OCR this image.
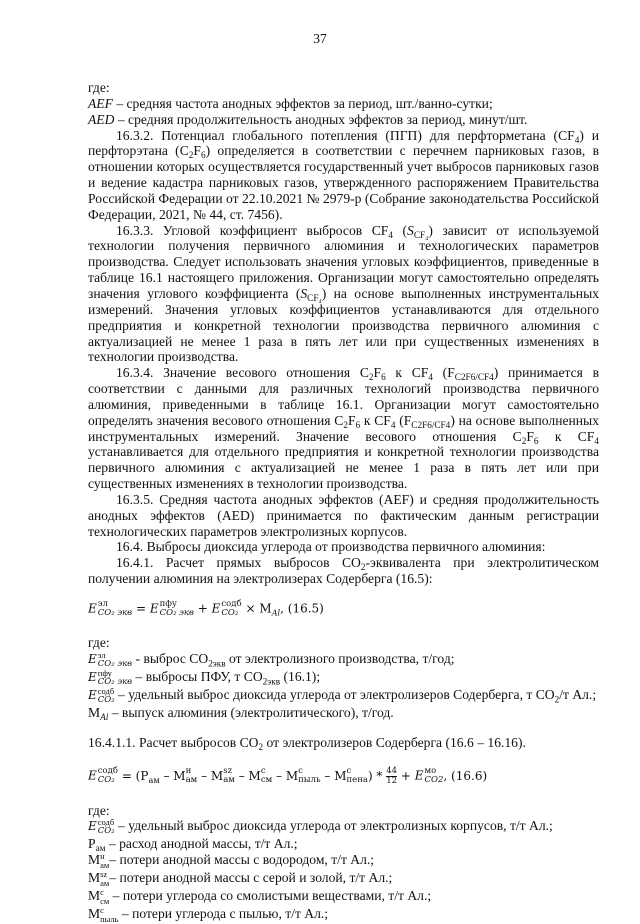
37
где:
AEF – средняя частота анодных эффектов за период, шт./ванно-сутки;
AED – средняя продолжительность анодных эффектов за период, минут/шт.
16.3.2. Потенциал глобального потепления (ПГП) для перфторметана $(CF_4)$ и перфторэтана $(C_2F_6)$ определяется в соответствии с перечнем парниковых газов, в отношении которых осуществляется государственный учет выбросов парниковых газов и ведение кадастра парниковых газов, утвержденного распоряжением Правительства Российской Федерации от 22.10.2021 № 2979-р (Собрание законодательства Российской Федерации, 2021, № 44, ст. 7456).
16.3.3. Угловой коэффициент выбросов $CF_4$ $(S_{CF_4})$ зависит от используемой технологии получения первичного алюминия и технологических параметров производства. Следует использовать значения угловых коэффициентов, приведенные в таблице 16.1 настоящего приложения. Организации могут самостоятельно определять значения углового коэффициента $(S_{CF_4})$ на основе выполненных инструментальных измерений. Значения угловых коэффициентов устанавливаются для отдельного предприятия и конкретной технологии производства первичного алюминия с актуализацией не менее 1 раза в пять лет или при существенных изменениях в технологии производства.
16.3.4. Значение весового отношения $C_2F_6$ к $CF_4$ $(F_{C2F6/CF4})$ принимается в соответствии с данными для различных технологий производства первичного алюминия, приведенными в таблице 16.1. Организации могут самостоятельно определять значения весового отношения $C_2F_6$ к $CF_4$ $(F_{C2F6/CF4})$ на основе выполненных инструментальных измерений. Значение весового отношения $C_2F_6$ к $CF_4$ устанавливается для отдельного предприятия и конкретной технологии производства первичного алюминия с актуализацией не менее 1 раза в пять лет или при существенных изменениях в технологии производства.
16.3.5. Средняя частота анодных эффектов (AEF) и средняя продолжительность анодных эффектов (AED) принимается по фактическим данным регистрации технологических параметров электролизных корпусов.
16.4. Выбросы диоксида углерода от производства первичного алюминия:
16.4.1. Расчет прямых выбросов $CO_2$-эквивалента при электролитическом получении алюминия на электролизерах Содерберга (16.5):
E эл
CO₂ экв = E пфу
CO₂ экв + E содб
$CO_2 \times M_{Al}$, (16.5)
где:
E эл
CO₂ экв - выброс $CO_{2экв}$ от электролизного производства, т/год;
E пфу
CO₂ экв – выбросы ПФУ, т $CO_{2экв}$ (16.1);
E содб
CO₂ – удельный выброс диоксида углерода от электролизеров Содерберга, т $CO_2/т$ Ал.;
$M_{Al}$ – выпуск алюминия (электролитического), т/год.
16.4.1.1. Расчет выбросов $CO_2$ от электролизеров Содерберга (16.6 – 16.16).
E содб
$CO_2 = (P_{ам} - M$ н
ам – M sz
ам – M c
см – M c
пыль – M c
пена ) * $\frac{44}{12} + E$ мо
CO2 , (16.6)
где:
E содб
CO₂ – удельный выброс диоксида углерода от электролизных корпусов, т/т Ал.;
$P_{ам}$ – расход анодной массы, т/т Ал.;
M н
ам – потери анодной массы с водородом, т/т Ал.;
M sz
ам – потери анодной массы с серой и золой, т/т Ал.;
M c
см – потери углерода со смолистыми веществами, т/т Ал.;
M c
пыль – потери углерода с пылью, т/т Ал.;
========================
- WHAT YOU NEED TO DO: Reproduce the full listing faithfully, but do not carry over any pictures.

- SOLUTION TO THE PROBLEM:
OCR this image.
37
где:
AEF – средняя частота анодных эффектов за период, шт./ванно-сутки;
AED – средняя продолжительность анодных эффектов за период, минут/шт.
16.3.2. Потенциал глобального потепления (ПГП) для перфторметана $(CF_4)$ и перфторэтана $(C_2F_6)$ определяется в соответствии с перечнем парниковых газов, в отношении которых осуществляется государственный учет выбросов парниковых газов и ведение кадастра парниковых газов, утвержденного распоряжением Правительства Российской Федерации от 22.10.2021 № 2979-р (Собрание законодательства Российской Федерации, 2021, № 44, ст. 7456).
16.3.3. Угловой коэффициент выбросов $CF_4$ $(S_{CF_4})$ зависит от используемой технологии получения первичного алюминия и технологических параметров производства. Следует использовать значения угловых коэффициентов, приведенные в таблице 16.1 настоящего приложения. Организации могут самостоятельно определять значения углового коэффициента $(S_{CF_4})$ на основе выполненных инструментальных измерений. Значения угловых коэффициентов устанавливаются для отдельного предприятия и конкретной технологии производства первичного алюминия с актуализацией не менее 1 раза в пять лет или при существенных изменениях в технологии производства.
16.3.4. Значение весового отношения $C_2F_6$ к $CF_4$ $(F_{C2F6/CF4})$ принимается в соответствии с данными для различных технологий производства первичного алюминия, приведенными в таблице 16.1. Организации могут самостоятельно определять значения весового отношения $C_2F_6$ к $CF_4$ $(F_{C2F6/CF4})$ на основе выполненных инструментальных измерений. Значение весового отношения $C_2F_6$ к $CF_4$ устанавливается для отдельного предприятия и конкретной технологии производства первичного алюминия с актуализацией не менее 1 раза в пять лет или при существенных изменениях в технологии производства.
16.3.5. Средняя частота анодных эффектов (AEF) и средняя продолжительность анодных эффектов (AED) принимается по фактическим данным регистрации технологических параметров электролизных корпусов.
16.4. Выбросы диоксида углерода от производства первичного алюминия:
16.4.1. Расчет прямых выбросов $CO_2$-эквивалента при электролитическом получении алюминия на электролизерах Содерберга (16.5):
E эл
CO₂ экв = E пфу
CO₂ экв + E содб
$CO_2 \times M_{Al}$, (16.5)
где:
E эл
CO₂ экв - выброс $CO_{2экв}$ от электролизного производства, т/год;
E пфу
CO₂ экв – выбросы ПФУ, т $CO_{2экв}$ (16.1);
E содб
CO₂ – удельный выброс диоксида углерода от электролизеров Содерберга, т $CO_2/т$ Ал.;
$M_{Al}$ – выпуск алюминия (электролитического), т/год.
16.4.1.1. Расчет выбросов $CO_2$ от электролизеров Содерберга (16.6 – 16.16).
E содб
$CO_2 = (P_{ам} - M$ н
ам – M sz
ам – M c
см – M c
пыль – M c
пена ) * $\frac{44}{12} + E$ мо
CO2 , (16.6)
где:
E содб
CO₂ – удельный выброс диоксида углерода от электролизных корпусов, т/т Ал.;
$P_{ам}$ – расход анодной массы, т/т Ал.;
M н
ам – потери анодной массы с водородом, т/т Ал.;
M sz
ам – потери анодной массы с серой и золой, т/т Ал.;
M c
см – потери углерода со смолистыми веществами, т/т Ал.;
M c
пыль – потери углерода с пылью, т/т Ал.;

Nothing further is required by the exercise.